What the exercise asks:
In the data below, find every line that has the string "saindo", and copy it.
─── Input material
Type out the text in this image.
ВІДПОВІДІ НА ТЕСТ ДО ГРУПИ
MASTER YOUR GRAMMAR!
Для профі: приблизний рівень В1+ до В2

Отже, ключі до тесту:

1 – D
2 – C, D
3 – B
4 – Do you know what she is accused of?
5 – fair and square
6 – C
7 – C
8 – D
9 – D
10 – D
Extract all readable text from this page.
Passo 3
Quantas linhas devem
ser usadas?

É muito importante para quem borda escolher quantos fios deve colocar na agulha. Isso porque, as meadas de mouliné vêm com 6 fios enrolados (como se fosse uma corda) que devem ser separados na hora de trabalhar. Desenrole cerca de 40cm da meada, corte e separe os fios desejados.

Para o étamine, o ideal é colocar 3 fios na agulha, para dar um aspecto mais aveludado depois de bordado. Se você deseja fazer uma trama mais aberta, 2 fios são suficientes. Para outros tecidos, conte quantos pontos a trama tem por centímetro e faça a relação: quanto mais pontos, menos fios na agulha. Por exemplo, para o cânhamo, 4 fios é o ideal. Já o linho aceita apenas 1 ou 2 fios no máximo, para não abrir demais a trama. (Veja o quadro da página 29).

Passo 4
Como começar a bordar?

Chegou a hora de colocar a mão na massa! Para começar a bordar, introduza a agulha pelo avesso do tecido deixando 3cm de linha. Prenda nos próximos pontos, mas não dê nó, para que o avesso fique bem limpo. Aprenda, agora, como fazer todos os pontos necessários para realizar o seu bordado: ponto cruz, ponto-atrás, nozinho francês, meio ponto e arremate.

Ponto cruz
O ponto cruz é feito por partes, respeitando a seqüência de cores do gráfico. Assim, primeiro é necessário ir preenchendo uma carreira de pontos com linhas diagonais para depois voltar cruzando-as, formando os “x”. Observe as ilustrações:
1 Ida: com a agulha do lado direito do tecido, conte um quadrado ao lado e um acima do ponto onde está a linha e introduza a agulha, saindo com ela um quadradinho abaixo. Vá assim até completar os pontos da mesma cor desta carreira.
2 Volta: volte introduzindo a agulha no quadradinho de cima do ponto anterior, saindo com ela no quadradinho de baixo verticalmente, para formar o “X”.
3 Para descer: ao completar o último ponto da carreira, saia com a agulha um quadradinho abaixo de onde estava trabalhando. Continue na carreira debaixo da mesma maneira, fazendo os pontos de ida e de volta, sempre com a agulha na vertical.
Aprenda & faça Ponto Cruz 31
──────
Answer:
1 Ida: com a agulha do lado direito do tecido, conte um quadrado ao lado e um acima do ponto onde está a linha e introduza a agulha, saindo com ela um quadradinho abaixo. Vá assim até completar os pontos da mesma cor desta carreira.
2 Volta: volte introduzindo a agulha no quadradinho de cima do ponto anterior, saindo com ela no quadradinho de baixo verticalmente, para formar o “X”.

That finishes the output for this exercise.